# EXERCISE REQUIREMENTS
Transcribe the records below exactly, leaving out any pictures.

# ENTRIES PROVIDED
--- start ---
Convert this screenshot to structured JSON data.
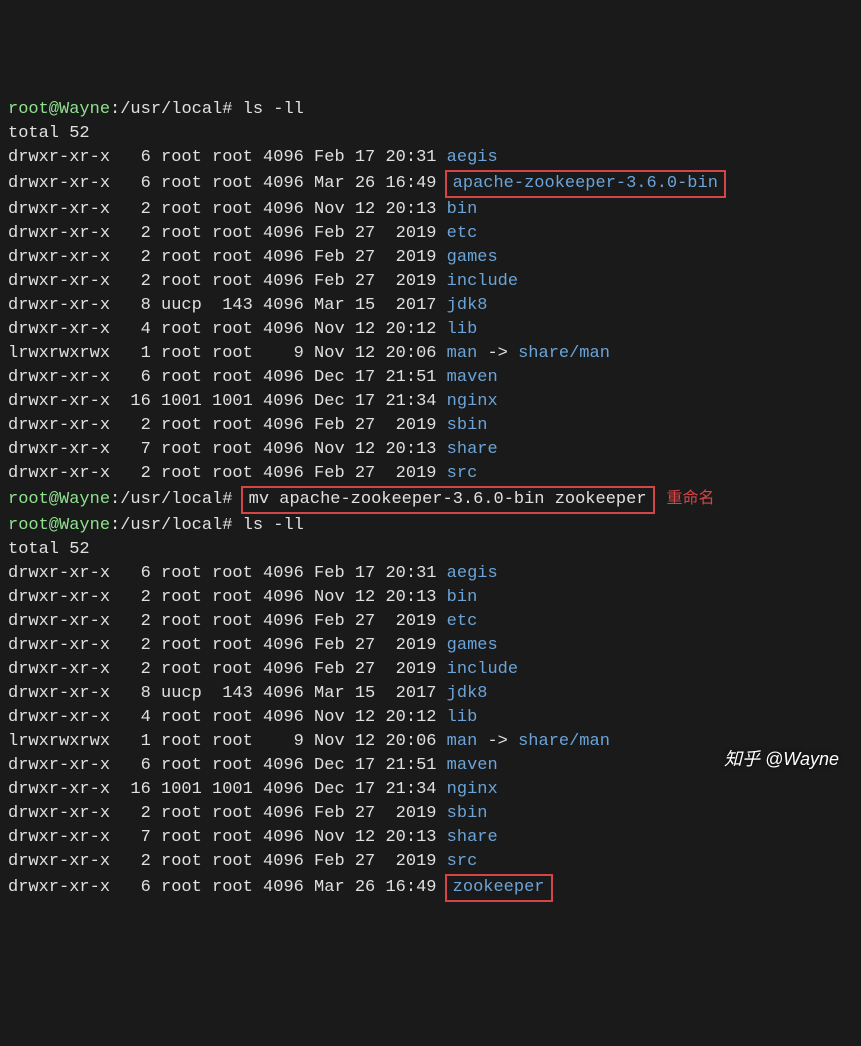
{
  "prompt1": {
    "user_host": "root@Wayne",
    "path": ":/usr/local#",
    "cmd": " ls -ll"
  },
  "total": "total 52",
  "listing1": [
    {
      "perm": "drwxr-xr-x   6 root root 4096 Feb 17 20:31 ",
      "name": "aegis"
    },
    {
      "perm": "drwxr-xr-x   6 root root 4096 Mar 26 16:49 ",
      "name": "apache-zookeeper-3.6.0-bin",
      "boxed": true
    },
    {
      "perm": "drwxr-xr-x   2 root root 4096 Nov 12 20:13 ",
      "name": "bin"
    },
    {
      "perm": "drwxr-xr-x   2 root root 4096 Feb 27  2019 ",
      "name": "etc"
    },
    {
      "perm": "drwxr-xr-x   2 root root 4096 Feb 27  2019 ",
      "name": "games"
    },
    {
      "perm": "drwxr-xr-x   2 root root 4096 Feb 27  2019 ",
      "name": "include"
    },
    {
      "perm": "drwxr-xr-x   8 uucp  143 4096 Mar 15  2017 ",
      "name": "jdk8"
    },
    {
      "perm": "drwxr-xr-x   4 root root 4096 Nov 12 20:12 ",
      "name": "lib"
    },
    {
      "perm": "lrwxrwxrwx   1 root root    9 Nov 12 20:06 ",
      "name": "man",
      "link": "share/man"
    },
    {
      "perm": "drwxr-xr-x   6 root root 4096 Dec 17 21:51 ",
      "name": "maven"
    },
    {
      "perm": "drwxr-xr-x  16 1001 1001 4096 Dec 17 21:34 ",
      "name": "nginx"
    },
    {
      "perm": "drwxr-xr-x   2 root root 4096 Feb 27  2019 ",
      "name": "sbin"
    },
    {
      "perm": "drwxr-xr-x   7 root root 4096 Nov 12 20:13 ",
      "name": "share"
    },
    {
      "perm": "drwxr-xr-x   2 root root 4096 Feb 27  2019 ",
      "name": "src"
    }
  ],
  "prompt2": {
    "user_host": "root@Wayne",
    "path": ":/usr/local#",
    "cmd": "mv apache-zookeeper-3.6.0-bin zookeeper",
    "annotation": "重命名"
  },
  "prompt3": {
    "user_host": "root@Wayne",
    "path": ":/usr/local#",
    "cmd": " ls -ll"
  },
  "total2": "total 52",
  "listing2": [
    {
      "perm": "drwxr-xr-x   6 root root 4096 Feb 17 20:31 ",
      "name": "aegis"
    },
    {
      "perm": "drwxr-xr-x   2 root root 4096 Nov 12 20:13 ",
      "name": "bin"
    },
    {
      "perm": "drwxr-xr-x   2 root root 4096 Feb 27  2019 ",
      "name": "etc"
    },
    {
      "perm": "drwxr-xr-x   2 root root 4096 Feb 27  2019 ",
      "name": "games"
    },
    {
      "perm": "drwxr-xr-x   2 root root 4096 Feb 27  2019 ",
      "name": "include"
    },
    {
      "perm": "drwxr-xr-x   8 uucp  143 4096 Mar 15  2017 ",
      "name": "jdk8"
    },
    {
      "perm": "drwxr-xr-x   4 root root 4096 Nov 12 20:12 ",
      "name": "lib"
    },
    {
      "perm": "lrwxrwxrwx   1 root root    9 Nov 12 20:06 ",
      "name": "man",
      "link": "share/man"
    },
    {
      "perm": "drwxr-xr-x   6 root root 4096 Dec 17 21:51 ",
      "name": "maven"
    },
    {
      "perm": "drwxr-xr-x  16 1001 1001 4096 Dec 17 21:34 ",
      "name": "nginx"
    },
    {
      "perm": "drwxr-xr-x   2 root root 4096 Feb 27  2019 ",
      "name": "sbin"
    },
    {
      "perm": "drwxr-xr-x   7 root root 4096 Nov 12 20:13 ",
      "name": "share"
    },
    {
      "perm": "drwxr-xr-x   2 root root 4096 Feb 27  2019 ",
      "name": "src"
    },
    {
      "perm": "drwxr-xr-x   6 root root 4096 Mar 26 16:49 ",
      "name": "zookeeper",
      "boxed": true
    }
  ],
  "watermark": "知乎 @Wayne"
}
--- end ---
# COMPLETE ANSWER
Convert this screenshot to structured JSON data.
{
  "prompt1": {
    "user_host": "root@Wayne",
    "path": ":/usr/local#",
    "cmd": " ls -ll"
  },
  "total": "total 52",
  "listing1": [
    {
      "perm": "drwxr-xr-x   6 root root 4096 Feb 17 20:31 ",
      "name": "aegis"
    },
    {
      "perm": "drwxr-xr-x   6 root root 4096 Mar 26 16:49 ",
      "name": "apache-zookeeper-3.6.0-bin",
      "boxed": true
    },
    {
      "perm": "drwxr-xr-x   2 root root 4096 Nov 12 20:13 ",
      "name": "bin"
    },
    {
      "perm": "drwxr-xr-x   2 root root 4096 Feb 27  2019 ",
      "name": "etc"
    },
    {
      "perm": "drwxr-xr-x   2 root root 4096 Feb 27  2019 ",
      "name": "games"
    },
    {
      "perm": "drwxr-xr-x   2 root root 4096 Feb 27  2019 ",
      "name": "include"
    },
    {
      "perm": "drwxr-xr-x   8 uucp  143 4096 Mar 15  2017 ",
      "name": "jdk8"
    },
    {
      "perm": "drwxr-xr-x   4 root root 4096 Nov 12 20:12 ",
      "name": "lib"
    },
    {
      "perm": "lrwxrwxrwx   1 root root    9 Nov 12 20:06 ",
      "name": "man",
      "link": "share/man"
    },
    {
      "perm": "drwxr-xr-x   6 root root 4096 Dec 17 21:51 ",
      "name": "maven"
    },
    {
      "perm": "drwxr-xr-x  16 1001 1001 4096 Dec 17 21:34 ",
      "name": "nginx"
    },
    {
      "perm": "drwxr-xr-x   2 root root 4096 Feb 27  2019 ",
      "name": "sbin"
    },
    {
      "perm": "drwxr-xr-x   7 root root 4096 Nov 12 20:13 ",
      "name": "share"
    },
    {
      "perm": "drwxr-xr-x   2 root root 4096 Feb 27  2019 ",
      "name": "src"
    }
  ],
  "prompt2": {
    "user_host": "root@Wayne",
    "path": ":/usr/local#",
    "cmd": "mv apache-zookeeper-3.6.0-bin zookeeper",
    "annotation": "重命名"
  },
  "prompt3": {
    "user_host": "root@Wayne",
    "path": ":/usr/local#",
    "cmd": " ls -ll"
  },
  "total2": "total 52",
  "listing2": [
    {
      "perm": "drwxr-xr-x   6 root root 4096 Feb 17 20:31 ",
      "name": "aegis"
    },
    {
      "perm": "drwxr-xr-x   2 root root 4096 Nov 12 20:13 ",
      "name": "bin"
    },
    {
      "perm": "drwxr-xr-x   2 root root 4096 Feb 27  2019 ",
      "name": "etc"
    },
    {
      "perm": "drwxr-xr-x   2 root root 4096 Feb 27  2019 ",
      "name": "games"
    },
    {
      "perm": "drwxr-xr-x   2 root root 4096 Feb 27  2019 ",
      "name": "include"
    },
    {
      "perm": "drwxr-xr-x   8 uucp  143 4096 Mar 15  2017 ",
      "name": "jdk8"
    },
    {
      "perm": "drwxr-xr-x   4 root root 4096 Nov 12 20:12 ",
      "name": "lib"
    },
    {
      "perm": "lrwxrwxrwx   1 root root    9 Nov 12 20:06 ",
      "name": "man",
      "link": "share/man"
    },
    {
      "perm": "drwxr-xr-x   6 root root 4096 Dec 17 21:51 ",
      "name": "maven"
    },
    {
      "perm": "drwxr-xr-x  16 1001 1001 4096 Dec 17 21:34 ",
      "name": "nginx"
    },
    {
      "perm": "drwxr-xr-x   2 root root 4096 Feb 27  2019 ",
      "name": "sbin"
    },
    {
      "perm": "drwxr-xr-x   7 root root 4096 Nov 12 20:13 ",
      "name": "share"
    },
    {
      "perm": "drwxr-xr-x   2 root root 4096 Feb 27  2019 ",
      "name": "src"
    },
    {
      "perm": "drwxr-xr-x   6 root root 4096 Mar 26 16:49 ",
      "name": "zookeeper",
      "boxed": true
    }
  ],
  "watermark": "知乎 @Wayne"
}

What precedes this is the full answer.